RECORDS FOR THE EXERCISE »
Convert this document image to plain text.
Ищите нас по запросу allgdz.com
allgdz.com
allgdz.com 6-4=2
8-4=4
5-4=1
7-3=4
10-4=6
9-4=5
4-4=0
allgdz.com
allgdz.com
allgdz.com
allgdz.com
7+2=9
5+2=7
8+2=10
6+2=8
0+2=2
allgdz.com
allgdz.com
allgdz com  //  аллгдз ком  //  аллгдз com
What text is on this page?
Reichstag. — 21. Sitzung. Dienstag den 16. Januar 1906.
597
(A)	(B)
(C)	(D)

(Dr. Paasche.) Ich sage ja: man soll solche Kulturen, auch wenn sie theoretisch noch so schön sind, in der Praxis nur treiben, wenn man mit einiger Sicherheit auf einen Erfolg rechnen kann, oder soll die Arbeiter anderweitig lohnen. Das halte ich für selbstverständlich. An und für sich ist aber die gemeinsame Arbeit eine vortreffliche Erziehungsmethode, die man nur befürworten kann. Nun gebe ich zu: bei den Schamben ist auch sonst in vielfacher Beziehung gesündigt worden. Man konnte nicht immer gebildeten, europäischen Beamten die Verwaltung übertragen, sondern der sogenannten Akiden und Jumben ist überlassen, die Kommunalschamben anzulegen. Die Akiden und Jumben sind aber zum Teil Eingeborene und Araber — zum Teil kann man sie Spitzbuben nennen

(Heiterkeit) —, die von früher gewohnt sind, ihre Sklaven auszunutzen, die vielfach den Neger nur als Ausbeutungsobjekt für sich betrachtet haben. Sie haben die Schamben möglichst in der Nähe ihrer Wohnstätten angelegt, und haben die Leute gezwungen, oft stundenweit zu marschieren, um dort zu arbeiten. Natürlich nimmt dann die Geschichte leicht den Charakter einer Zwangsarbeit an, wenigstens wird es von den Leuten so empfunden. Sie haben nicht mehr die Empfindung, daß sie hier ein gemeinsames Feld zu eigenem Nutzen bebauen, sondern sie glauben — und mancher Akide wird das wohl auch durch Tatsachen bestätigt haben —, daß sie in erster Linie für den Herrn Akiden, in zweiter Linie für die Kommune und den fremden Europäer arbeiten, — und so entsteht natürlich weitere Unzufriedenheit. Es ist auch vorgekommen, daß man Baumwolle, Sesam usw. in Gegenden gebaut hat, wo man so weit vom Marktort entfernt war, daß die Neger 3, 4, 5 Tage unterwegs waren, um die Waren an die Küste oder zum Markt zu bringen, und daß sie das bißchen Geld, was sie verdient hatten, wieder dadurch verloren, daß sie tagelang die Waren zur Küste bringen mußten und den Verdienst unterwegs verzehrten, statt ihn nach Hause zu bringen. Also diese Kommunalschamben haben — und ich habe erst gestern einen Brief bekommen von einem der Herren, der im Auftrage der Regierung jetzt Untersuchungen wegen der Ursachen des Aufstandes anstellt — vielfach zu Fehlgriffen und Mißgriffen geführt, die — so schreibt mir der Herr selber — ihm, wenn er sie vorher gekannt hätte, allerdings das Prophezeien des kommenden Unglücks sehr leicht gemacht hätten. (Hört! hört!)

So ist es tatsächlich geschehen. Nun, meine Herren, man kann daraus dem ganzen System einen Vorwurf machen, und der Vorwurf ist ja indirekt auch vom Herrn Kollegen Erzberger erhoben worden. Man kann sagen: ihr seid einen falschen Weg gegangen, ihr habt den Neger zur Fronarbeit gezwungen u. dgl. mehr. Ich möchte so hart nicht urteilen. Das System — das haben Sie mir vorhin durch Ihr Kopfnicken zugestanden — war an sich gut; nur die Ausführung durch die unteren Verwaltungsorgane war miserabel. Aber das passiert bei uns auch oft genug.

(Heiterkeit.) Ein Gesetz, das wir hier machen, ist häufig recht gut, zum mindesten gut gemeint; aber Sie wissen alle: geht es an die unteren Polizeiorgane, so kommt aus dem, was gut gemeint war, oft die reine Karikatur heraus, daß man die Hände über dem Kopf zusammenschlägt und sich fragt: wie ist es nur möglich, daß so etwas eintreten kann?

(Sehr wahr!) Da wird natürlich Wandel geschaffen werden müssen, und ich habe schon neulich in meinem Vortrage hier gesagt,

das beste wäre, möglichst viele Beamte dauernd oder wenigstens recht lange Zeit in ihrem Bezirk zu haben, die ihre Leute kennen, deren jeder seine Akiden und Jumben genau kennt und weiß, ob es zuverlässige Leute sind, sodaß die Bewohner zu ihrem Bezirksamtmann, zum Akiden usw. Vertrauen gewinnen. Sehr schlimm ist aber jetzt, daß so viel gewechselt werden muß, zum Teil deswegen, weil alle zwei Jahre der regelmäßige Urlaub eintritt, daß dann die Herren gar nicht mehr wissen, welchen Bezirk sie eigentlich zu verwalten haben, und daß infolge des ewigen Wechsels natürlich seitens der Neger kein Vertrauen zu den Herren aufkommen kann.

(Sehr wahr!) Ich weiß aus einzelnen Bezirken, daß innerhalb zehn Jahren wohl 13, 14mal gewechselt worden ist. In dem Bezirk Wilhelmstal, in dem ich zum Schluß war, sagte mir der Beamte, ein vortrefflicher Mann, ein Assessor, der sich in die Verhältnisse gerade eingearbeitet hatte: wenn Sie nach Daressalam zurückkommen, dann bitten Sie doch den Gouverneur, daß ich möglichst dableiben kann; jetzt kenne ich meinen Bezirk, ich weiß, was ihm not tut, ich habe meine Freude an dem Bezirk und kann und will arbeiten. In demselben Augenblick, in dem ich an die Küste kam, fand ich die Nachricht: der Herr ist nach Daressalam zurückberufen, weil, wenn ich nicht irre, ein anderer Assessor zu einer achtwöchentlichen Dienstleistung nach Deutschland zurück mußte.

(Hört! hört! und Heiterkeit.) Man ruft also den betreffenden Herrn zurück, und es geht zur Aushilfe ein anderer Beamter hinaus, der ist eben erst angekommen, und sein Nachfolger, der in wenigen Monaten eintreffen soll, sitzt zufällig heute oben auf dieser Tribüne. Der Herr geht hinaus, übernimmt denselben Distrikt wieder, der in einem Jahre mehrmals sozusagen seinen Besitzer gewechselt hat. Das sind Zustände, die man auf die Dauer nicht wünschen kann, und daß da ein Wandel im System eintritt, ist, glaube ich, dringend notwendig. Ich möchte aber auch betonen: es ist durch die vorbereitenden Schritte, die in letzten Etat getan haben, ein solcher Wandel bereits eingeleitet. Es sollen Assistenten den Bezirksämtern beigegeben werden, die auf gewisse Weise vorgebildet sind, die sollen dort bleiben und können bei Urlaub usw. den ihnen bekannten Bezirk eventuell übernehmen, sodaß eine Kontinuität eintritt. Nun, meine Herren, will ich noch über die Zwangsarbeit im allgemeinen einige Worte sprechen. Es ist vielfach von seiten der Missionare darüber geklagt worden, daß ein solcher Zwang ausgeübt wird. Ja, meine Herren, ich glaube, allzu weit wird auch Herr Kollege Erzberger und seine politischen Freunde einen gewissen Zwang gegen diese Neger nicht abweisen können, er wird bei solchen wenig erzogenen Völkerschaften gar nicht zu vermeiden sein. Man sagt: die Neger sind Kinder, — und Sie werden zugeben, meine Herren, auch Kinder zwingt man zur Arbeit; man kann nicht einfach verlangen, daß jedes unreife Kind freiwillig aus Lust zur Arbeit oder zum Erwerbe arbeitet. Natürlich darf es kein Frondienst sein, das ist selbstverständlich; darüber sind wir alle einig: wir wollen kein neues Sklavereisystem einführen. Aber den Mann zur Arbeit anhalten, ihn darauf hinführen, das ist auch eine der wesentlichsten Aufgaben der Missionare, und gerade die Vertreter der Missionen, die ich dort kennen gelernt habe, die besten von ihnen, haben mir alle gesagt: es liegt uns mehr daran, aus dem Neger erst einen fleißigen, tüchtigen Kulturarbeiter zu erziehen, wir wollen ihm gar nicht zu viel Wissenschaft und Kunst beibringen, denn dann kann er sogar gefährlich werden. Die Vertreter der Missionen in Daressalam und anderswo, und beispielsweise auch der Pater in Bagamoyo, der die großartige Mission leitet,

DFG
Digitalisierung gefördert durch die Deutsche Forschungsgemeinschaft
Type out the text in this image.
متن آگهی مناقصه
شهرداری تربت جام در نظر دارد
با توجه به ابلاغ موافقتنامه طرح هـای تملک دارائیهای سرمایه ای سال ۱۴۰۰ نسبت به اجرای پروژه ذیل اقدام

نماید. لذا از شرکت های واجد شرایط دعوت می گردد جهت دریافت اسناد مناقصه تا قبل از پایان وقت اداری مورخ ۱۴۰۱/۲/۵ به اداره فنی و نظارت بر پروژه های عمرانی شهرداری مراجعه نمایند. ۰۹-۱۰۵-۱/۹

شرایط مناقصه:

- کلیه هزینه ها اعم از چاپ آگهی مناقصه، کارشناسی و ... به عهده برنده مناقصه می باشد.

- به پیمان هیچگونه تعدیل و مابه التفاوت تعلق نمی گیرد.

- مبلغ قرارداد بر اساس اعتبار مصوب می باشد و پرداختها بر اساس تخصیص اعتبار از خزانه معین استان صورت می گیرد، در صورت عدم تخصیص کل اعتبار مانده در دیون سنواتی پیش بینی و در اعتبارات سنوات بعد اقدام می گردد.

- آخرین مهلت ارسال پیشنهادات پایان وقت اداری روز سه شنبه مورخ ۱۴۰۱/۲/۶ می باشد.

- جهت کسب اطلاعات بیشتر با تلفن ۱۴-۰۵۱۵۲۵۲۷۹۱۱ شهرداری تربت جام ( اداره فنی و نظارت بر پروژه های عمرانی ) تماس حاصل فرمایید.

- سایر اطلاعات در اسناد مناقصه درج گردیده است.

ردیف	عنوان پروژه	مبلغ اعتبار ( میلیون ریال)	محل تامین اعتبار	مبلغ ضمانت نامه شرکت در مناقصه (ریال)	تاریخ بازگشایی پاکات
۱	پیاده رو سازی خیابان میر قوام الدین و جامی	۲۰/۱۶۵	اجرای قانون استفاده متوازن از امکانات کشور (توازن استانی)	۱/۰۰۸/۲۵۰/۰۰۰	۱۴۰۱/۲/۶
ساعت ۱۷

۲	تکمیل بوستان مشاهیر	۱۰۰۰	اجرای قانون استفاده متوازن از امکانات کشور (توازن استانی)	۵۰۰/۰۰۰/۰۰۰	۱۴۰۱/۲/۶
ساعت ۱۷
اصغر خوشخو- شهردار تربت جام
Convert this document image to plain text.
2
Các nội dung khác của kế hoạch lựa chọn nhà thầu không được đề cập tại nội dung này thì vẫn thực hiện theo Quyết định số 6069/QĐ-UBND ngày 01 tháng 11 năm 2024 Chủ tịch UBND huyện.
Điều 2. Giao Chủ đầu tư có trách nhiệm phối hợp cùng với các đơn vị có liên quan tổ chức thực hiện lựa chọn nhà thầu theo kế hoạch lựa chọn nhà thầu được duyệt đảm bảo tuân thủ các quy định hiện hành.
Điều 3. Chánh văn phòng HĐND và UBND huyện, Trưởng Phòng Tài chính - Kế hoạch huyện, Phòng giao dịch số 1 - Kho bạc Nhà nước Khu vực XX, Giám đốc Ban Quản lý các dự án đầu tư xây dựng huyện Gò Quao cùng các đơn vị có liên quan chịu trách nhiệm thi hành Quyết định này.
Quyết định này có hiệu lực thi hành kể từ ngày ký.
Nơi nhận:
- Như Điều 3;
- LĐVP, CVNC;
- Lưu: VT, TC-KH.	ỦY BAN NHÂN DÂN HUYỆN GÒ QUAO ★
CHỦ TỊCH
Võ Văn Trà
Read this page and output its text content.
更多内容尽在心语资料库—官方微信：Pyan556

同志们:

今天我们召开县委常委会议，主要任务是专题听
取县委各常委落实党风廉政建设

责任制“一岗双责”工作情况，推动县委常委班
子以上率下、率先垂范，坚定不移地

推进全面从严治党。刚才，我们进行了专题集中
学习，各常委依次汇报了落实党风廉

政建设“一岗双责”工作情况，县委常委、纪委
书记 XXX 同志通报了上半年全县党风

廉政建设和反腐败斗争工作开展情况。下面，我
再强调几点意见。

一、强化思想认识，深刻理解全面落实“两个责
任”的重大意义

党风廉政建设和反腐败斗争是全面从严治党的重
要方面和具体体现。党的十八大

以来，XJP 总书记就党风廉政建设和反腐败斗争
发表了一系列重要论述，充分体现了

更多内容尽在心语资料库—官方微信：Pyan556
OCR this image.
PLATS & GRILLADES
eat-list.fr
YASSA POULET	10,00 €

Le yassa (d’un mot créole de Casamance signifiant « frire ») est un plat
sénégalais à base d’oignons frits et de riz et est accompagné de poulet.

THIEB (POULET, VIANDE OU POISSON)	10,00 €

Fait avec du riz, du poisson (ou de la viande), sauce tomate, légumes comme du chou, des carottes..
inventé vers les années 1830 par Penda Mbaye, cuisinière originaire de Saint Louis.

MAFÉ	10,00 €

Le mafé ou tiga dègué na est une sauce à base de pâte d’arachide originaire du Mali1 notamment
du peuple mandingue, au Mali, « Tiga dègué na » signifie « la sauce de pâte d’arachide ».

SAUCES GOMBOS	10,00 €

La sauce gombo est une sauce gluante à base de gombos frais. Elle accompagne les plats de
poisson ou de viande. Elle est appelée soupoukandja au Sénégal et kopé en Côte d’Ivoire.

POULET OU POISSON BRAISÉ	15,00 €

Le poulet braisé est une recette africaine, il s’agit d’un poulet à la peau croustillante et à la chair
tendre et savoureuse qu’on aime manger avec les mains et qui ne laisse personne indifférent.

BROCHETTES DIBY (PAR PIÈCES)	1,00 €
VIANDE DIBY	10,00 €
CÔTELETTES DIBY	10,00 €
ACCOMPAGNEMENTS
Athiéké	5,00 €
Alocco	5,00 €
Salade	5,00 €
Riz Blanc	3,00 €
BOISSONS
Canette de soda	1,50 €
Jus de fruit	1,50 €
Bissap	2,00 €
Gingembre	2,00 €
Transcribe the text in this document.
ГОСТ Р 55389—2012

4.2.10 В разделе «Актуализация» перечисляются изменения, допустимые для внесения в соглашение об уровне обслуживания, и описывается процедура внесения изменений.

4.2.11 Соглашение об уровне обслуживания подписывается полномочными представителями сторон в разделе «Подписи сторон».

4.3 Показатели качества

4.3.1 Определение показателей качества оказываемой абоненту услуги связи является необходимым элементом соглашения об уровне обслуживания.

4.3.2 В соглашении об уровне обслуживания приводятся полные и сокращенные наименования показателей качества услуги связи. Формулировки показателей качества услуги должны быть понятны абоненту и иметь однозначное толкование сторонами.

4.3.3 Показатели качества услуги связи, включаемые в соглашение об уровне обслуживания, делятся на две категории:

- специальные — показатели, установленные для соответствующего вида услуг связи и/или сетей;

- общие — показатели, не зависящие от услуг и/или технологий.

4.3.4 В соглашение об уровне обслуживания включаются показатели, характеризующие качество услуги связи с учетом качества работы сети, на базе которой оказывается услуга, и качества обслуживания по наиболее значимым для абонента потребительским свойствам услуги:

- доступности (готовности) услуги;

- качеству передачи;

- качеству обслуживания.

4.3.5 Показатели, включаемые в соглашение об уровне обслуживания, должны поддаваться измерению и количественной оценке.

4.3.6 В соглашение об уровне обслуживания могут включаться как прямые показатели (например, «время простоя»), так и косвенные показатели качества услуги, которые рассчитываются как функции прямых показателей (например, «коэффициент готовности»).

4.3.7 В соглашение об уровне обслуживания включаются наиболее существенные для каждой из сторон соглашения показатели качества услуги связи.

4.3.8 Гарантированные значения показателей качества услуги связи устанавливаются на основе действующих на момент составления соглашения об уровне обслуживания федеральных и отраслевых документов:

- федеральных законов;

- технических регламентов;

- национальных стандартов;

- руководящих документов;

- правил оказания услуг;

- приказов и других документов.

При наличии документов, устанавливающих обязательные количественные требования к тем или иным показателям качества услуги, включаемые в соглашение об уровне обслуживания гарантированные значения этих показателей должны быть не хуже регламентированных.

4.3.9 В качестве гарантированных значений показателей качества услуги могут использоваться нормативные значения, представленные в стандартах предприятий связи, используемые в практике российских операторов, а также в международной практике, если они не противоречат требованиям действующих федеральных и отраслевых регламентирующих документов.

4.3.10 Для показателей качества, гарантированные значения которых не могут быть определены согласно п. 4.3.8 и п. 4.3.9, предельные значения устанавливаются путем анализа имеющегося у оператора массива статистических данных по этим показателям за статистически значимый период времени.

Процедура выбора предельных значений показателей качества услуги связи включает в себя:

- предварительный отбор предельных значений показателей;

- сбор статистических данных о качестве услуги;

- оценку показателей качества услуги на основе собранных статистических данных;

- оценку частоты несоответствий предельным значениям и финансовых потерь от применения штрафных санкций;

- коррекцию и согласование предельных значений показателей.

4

WHAT THE TASK ASKS » Copy out each line that contains the word "مناقصه".

OUTPUT OF THE TASK »
متن آگهی مناقصه
نماید. لذا از شرکت های واجد شرایط دعوت می گردد جهت دریافت اسناد مناقصه تا قبل از پایان وقت اداری مورخ ۱۴۰۱/۲/۵ به اداره فنی و نظارت بر پروژه های عمرانی شهرداری مراجعه نمایند. ۰۹-۱۰۵-۱/۹
شرایط مناقصه:
- کلیه هزینه ها اعم از چاپ آگهی مناقصه، کارشناسی و ... به عهده برنده مناقصه می باشد.
- سایر اطلاعات در اسناد مناقصه درج گردیده است.
ردیف	عنوان پروژه	مبلغ اعتبار ( میلیون ریال)	محل تامین اعتبار	مبلغ ضمانت نامه شرکت در مناقصه (ریال)	تاریخ بازگشایی پاکات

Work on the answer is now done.